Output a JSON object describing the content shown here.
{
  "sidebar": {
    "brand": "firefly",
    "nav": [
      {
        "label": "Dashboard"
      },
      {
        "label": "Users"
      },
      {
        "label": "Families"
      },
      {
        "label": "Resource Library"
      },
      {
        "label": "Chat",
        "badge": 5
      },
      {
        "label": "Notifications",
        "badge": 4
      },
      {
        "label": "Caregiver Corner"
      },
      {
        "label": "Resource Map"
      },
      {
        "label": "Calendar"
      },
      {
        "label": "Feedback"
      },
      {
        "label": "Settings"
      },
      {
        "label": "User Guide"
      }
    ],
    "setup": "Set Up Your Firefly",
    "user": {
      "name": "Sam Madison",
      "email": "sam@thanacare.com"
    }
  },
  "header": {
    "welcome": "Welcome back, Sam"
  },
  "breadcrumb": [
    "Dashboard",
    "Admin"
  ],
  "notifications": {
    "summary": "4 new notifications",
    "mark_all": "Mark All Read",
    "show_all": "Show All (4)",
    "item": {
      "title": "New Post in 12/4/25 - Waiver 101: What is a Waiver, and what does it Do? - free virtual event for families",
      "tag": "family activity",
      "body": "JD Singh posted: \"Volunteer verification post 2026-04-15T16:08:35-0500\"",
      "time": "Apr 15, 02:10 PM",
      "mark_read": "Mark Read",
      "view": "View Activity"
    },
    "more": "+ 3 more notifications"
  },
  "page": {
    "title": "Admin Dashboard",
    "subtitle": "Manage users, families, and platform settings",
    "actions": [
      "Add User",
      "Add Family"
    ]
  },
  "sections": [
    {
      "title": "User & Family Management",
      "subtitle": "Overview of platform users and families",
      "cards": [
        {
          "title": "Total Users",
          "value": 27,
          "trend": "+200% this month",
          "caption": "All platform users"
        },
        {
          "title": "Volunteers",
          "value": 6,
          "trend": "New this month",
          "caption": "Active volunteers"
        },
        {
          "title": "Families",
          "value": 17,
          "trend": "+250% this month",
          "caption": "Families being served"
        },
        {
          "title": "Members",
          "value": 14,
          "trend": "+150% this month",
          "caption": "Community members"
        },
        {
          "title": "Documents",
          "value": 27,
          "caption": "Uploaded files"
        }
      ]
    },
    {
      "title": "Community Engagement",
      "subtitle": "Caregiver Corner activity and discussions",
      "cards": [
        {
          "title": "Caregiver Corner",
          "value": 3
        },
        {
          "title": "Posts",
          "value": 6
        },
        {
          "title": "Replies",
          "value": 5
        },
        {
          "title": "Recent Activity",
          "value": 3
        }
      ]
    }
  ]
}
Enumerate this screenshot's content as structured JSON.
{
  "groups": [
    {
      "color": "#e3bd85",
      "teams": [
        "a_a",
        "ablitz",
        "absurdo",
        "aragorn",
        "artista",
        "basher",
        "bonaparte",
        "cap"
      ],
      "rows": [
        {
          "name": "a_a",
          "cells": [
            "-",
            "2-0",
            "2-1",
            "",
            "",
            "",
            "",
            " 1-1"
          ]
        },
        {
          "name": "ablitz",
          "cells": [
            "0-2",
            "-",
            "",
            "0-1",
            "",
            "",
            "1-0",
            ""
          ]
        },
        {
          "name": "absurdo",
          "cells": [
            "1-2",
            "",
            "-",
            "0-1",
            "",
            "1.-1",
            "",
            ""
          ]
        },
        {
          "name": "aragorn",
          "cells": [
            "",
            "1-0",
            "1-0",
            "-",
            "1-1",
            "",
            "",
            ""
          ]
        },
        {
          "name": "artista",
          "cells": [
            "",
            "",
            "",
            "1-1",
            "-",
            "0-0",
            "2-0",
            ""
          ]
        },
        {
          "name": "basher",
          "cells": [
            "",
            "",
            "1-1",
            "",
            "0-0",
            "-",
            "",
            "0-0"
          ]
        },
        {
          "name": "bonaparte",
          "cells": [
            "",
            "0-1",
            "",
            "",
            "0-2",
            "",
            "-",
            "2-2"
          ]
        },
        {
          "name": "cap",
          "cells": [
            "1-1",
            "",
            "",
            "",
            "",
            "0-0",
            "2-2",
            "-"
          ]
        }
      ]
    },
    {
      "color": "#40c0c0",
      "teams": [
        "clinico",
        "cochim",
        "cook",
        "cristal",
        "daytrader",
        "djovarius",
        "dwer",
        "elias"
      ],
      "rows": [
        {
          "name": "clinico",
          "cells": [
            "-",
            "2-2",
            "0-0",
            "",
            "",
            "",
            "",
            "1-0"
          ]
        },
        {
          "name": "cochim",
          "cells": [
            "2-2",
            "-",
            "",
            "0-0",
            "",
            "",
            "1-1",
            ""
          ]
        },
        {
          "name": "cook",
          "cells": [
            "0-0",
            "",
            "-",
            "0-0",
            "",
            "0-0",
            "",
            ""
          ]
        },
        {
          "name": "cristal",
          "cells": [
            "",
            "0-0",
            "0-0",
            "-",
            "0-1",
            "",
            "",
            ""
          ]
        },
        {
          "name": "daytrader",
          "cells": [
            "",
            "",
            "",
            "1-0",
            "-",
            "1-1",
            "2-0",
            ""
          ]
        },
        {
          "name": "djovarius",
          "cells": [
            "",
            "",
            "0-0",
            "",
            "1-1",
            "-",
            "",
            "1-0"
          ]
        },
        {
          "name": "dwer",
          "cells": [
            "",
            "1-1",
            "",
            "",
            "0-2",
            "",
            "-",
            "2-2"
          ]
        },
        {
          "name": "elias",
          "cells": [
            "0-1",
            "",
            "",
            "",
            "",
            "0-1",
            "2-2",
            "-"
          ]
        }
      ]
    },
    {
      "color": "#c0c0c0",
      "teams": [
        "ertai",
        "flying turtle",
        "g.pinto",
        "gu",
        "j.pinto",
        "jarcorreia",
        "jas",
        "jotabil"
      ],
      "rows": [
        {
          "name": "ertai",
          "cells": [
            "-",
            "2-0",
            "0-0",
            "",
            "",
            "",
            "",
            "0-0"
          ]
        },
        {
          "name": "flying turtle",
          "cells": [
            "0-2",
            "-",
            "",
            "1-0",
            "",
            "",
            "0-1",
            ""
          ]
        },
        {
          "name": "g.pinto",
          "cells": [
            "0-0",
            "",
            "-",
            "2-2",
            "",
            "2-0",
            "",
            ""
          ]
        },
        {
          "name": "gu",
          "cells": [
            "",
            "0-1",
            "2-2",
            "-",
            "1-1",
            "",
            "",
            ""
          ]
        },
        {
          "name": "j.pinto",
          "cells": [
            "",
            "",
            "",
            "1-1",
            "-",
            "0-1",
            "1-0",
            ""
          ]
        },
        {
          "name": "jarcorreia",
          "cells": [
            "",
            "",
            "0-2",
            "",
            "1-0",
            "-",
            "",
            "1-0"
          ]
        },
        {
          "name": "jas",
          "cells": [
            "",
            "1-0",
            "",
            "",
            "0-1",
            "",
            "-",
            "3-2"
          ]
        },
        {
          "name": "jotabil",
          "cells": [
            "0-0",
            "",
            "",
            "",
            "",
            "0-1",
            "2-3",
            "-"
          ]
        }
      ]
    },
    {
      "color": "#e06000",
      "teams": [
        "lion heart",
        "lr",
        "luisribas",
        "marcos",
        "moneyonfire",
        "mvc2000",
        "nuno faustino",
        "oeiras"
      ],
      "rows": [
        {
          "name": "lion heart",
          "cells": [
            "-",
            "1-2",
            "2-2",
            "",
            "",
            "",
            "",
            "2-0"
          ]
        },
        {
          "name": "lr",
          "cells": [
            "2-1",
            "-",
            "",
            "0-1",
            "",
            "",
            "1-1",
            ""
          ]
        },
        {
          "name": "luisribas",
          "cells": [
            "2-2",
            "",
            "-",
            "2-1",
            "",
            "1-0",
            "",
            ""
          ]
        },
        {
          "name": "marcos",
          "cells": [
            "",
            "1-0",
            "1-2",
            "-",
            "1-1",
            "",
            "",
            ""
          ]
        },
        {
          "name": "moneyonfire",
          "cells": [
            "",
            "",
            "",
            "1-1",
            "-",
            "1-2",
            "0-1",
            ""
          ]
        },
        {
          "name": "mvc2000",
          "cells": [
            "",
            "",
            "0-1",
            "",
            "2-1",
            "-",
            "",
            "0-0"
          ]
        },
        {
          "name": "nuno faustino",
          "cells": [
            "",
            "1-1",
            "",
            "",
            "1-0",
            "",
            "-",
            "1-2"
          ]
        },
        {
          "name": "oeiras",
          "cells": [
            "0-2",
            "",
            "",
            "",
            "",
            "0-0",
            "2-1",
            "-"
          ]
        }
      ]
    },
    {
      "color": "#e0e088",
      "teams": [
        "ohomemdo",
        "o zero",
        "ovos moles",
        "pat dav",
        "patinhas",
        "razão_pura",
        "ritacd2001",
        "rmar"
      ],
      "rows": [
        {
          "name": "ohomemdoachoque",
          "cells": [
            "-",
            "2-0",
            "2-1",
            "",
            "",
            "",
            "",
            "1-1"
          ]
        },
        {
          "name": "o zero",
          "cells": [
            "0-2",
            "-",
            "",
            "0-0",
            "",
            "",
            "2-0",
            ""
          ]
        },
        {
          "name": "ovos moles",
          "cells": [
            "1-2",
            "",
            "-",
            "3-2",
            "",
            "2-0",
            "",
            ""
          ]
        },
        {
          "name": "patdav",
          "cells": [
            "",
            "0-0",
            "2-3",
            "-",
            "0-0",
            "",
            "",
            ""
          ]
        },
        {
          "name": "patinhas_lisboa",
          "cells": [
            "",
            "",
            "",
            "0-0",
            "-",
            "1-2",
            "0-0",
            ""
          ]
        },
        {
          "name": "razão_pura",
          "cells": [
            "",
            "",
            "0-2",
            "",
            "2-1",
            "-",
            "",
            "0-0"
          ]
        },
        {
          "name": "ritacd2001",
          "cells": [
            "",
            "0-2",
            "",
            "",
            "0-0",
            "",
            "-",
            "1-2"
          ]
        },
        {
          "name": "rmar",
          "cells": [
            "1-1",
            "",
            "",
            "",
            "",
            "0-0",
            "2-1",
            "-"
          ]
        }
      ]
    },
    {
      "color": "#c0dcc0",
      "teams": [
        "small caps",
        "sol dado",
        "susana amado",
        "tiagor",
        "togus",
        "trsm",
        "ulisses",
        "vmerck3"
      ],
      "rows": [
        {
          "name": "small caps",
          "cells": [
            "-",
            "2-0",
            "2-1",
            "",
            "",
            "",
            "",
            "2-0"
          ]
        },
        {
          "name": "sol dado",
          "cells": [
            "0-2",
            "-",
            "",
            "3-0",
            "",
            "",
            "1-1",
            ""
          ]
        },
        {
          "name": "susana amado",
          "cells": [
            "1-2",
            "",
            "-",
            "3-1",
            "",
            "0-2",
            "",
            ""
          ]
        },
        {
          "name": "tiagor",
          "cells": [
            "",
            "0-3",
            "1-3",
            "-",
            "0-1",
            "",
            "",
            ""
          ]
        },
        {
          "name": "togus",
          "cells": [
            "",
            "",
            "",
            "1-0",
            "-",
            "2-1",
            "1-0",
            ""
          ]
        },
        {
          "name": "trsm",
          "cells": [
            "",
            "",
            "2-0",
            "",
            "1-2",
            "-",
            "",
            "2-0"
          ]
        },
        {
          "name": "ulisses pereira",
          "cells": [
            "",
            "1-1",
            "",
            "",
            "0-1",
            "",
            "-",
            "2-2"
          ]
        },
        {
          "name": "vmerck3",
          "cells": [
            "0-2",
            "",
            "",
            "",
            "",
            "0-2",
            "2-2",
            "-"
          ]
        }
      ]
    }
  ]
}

********

◆ What is being asked
Find how many lines in the listing contain the word "JSON" and give that count alone.

◆ The output
2